═══ Record extracts ═══

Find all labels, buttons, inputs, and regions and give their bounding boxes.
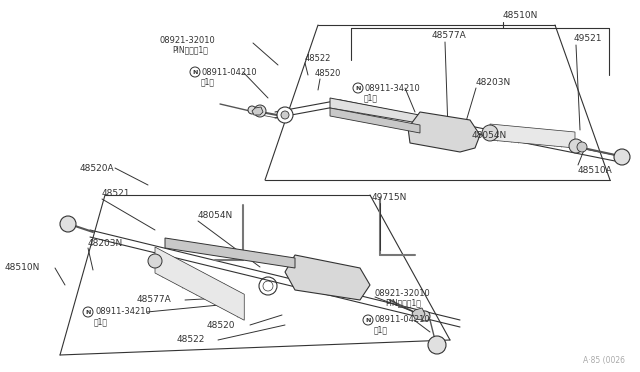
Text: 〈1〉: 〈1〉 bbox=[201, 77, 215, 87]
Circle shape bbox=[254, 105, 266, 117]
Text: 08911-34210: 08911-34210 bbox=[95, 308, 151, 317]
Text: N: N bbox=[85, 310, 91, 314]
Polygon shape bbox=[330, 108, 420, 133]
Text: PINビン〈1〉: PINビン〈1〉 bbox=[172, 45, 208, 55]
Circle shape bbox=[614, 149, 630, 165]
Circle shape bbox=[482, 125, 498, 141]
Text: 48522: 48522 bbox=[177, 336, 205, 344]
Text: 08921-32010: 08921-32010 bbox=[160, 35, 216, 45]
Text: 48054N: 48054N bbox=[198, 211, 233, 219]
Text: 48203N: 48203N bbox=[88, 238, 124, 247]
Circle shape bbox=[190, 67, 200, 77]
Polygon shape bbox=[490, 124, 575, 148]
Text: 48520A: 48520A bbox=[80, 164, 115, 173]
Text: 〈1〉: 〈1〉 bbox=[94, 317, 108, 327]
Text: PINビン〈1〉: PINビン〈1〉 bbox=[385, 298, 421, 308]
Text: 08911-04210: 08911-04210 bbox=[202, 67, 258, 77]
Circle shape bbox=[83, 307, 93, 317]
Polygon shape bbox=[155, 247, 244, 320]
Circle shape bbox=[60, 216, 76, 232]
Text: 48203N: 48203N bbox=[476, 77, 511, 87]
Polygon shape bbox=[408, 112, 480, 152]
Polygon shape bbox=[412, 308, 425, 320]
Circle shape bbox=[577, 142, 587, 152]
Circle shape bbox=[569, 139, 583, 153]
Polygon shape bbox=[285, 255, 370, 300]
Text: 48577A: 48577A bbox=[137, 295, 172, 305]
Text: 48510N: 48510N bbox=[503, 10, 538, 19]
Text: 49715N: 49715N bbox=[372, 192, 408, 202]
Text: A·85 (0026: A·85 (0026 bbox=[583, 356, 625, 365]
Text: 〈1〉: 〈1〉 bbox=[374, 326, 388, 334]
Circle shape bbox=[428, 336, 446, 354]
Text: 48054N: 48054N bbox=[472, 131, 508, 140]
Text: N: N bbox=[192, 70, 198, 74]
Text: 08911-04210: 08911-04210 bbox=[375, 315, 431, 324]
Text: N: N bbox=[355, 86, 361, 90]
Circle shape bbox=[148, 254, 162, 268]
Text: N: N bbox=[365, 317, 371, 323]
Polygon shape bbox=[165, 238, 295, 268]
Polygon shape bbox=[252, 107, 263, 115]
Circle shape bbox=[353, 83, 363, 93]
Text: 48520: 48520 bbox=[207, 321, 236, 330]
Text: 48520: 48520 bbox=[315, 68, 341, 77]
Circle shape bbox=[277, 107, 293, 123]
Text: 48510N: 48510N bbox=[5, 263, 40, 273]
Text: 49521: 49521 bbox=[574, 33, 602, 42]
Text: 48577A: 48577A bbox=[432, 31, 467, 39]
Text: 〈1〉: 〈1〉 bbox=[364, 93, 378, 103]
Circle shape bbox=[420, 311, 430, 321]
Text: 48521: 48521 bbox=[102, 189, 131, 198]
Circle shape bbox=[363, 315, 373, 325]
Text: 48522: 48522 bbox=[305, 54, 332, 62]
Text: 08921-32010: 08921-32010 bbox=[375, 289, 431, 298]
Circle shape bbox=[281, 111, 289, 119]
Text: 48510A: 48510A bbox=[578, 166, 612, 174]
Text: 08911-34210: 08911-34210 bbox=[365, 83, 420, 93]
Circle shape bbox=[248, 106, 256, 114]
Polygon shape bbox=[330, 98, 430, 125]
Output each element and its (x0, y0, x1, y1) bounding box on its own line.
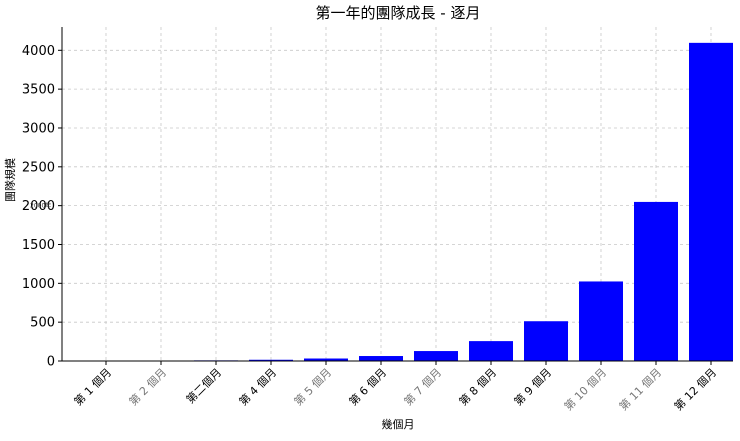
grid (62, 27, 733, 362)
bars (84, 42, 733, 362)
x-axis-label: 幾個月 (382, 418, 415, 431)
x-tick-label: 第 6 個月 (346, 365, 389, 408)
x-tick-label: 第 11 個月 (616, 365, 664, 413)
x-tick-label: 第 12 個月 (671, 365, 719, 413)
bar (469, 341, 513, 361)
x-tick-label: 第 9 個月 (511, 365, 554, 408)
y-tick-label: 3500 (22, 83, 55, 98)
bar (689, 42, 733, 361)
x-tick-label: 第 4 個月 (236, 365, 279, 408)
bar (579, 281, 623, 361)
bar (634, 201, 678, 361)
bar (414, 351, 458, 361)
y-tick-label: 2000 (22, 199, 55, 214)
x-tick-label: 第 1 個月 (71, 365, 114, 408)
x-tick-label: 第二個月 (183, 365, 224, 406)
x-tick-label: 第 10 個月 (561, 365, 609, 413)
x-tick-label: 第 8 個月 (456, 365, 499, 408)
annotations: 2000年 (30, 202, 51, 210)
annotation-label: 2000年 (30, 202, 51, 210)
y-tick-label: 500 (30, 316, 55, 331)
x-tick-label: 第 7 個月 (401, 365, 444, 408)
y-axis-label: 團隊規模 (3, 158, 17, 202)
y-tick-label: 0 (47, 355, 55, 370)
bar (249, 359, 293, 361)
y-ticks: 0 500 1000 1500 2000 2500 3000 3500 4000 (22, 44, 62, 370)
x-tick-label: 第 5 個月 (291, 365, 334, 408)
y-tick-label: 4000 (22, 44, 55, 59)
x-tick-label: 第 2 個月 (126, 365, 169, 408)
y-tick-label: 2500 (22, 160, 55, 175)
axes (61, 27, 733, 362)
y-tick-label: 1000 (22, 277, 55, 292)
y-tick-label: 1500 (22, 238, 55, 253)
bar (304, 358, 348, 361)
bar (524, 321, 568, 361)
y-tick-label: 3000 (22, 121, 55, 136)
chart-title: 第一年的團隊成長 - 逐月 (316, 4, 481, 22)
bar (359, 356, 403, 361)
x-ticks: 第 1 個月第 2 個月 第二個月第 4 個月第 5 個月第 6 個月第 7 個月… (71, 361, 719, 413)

═══

Please copy all of the data above line for line, without any changes, and leave the pictures out of your answer.

• _Exercise result_
Find all labels, buttons, inputs, and regions and give their bounding boxes.
Text: 〈1〉: 〈1〉 bbox=[201, 77, 215, 87]
Circle shape bbox=[254, 105, 266, 117]
Text: 08911-34210: 08911-34210 bbox=[95, 308, 151, 317]
Text: N: N bbox=[85, 310, 91, 314]
Polygon shape bbox=[330, 108, 420, 133]
Text: PINビン〈1〉: PINビン〈1〉 bbox=[172, 45, 208, 55]
Circle shape bbox=[614, 149, 630, 165]
Circle shape bbox=[482, 125, 498, 141]
Text: 48522: 48522 bbox=[177, 336, 205, 344]
Text: 08921-32010: 08921-32010 bbox=[160, 35, 216, 45]
Text: 48054N: 48054N bbox=[198, 211, 233, 219]
Text: 48203N: 48203N bbox=[88, 238, 124, 247]
Circle shape bbox=[190, 67, 200, 77]
Polygon shape bbox=[490, 124, 575, 148]
Text: 48520A: 48520A bbox=[80, 164, 115, 173]
Text: 〈1〉: 〈1〉 bbox=[94, 317, 108, 327]
Text: PINビン〈1〉: PINビン〈1〉 bbox=[385, 298, 421, 308]
Text: 08911-04210: 08911-04210 bbox=[202, 67, 258, 77]
Circle shape bbox=[83, 307, 93, 317]
Polygon shape bbox=[155, 247, 244, 320]
Circle shape bbox=[60, 216, 76, 232]
Text: 48203N: 48203N bbox=[476, 77, 511, 87]
Polygon shape bbox=[408, 112, 480, 152]
Polygon shape bbox=[412, 308, 425, 320]
Circle shape bbox=[577, 142, 587, 152]
Circle shape bbox=[569, 139, 583, 153]
Polygon shape bbox=[285, 255, 370, 300]
Text: 48577A: 48577A bbox=[137, 295, 172, 305]
Text: 48510N: 48510N bbox=[503, 10, 538, 19]
Text: 49715N: 49715N bbox=[372, 192, 408, 202]
Text: A·85 (0026: A·85 (0026 bbox=[583, 356, 625, 365]
Text: 〈1〉: 〈1〉 bbox=[374, 326, 388, 334]
Circle shape bbox=[428, 336, 446, 354]
Text: 48054N: 48054N bbox=[472, 131, 508, 140]
Text: N: N bbox=[192, 70, 198, 74]
Text: 08911-04210: 08911-04210 bbox=[375, 315, 431, 324]
Text: N: N bbox=[355, 86, 361, 90]
Circle shape bbox=[148, 254, 162, 268]
Text: N: N bbox=[365, 317, 371, 323]
Polygon shape bbox=[165, 238, 295, 268]
Polygon shape bbox=[252, 107, 263, 115]
Circle shape bbox=[353, 83, 363, 93]
Text: 48520: 48520 bbox=[207, 321, 236, 330]
Text: 48520: 48520 bbox=[315, 68, 341, 77]
Circle shape bbox=[277, 107, 293, 123]
Text: 48510N: 48510N bbox=[5, 263, 40, 273]
Text: 49521: 49521 bbox=[574, 33, 602, 42]
Text: 48577A: 48577A bbox=[432, 31, 467, 39]
Text: 〈1〉: 〈1〉 bbox=[364, 93, 378, 103]
Circle shape bbox=[420, 311, 430, 321]
Text: 48521: 48521 bbox=[102, 189, 131, 198]
Circle shape bbox=[363, 315, 373, 325]
Text: 48522: 48522 bbox=[305, 54, 332, 62]
Text: 08921-32010: 08921-32010 bbox=[375, 289, 431, 298]
Circle shape bbox=[281, 111, 289, 119]
Text: 48510A: 48510A bbox=[578, 166, 612, 174]
Text: 08911-34210: 08911-34210 bbox=[365, 83, 420, 93]
Circle shape bbox=[248, 106, 256, 114]
Polygon shape bbox=[330, 98, 430, 125]
Output each element and its (x0, y0, x1, y1) bounding box on its own line.
grid (62, 27, 733, 362)
bars (84, 42, 733, 362)
x-axis-label: 幾個月 (382, 418, 415, 431)
x-tick-label: 第 6 個月 (346, 365, 389, 408)
x-tick-label: 第 11 個月 (616, 365, 664, 413)
x-tick-label: 第 12 個月 (671, 365, 719, 413)
bar (469, 341, 513, 361)
x-tick-label: 第 9 個月 (511, 365, 554, 408)
y-tick-label: 3500 (22, 83, 55, 98)
bar (689, 42, 733, 361)
x-tick-label: 第 4 個月 (236, 365, 279, 408)
bar (579, 281, 623, 361)
bar (634, 201, 678, 361)
bar (414, 351, 458, 361)
y-tick-label: 2000 (22, 199, 55, 214)
x-tick-label: 第 1 個月 (71, 365, 114, 408)
x-tick-label: 第二個月 (183, 365, 224, 406)
x-tick-label: 第 10 個月 (561, 365, 609, 413)
x-tick-label: 第 8 個月 (456, 365, 499, 408)
annotations: 2000年 (30, 202, 51, 210)
annotation-label: 2000年 (30, 202, 51, 210)
y-tick-label: 500 (30, 316, 55, 331)
x-tick-label: 第 7 個月 (401, 365, 444, 408)
y-axis-label: 團隊規模 (3, 158, 17, 202)
y-tick-label: 0 (47, 355, 55, 370)
bar (249, 359, 293, 361)
y-ticks: 0 500 1000 1500 2000 2500 3000 3500 4000 (22, 44, 62, 370)
x-tick-label: 第 5 個月 (291, 365, 334, 408)
y-tick-label: 4000 (22, 44, 55, 59)
x-tick-label: 第 2 個月 (126, 365, 169, 408)
y-tick-label: 2500 (22, 160, 55, 175)
axes (61, 27, 733, 362)
y-tick-label: 1000 (22, 277, 55, 292)
y-tick-label: 1500 (22, 238, 55, 253)
bar (304, 358, 348, 361)
bar (524, 321, 568, 361)
y-tick-label: 3000 (22, 121, 55, 136)
chart-title: 第一年的團隊成長 - 逐月 (316, 4, 481, 22)
bar (359, 356, 403, 361)
x-ticks: 第 1 個月第 2 個月 第二個月第 4 個月第 5 個月第 6 個月第 7 個月… (71, 361, 719, 413)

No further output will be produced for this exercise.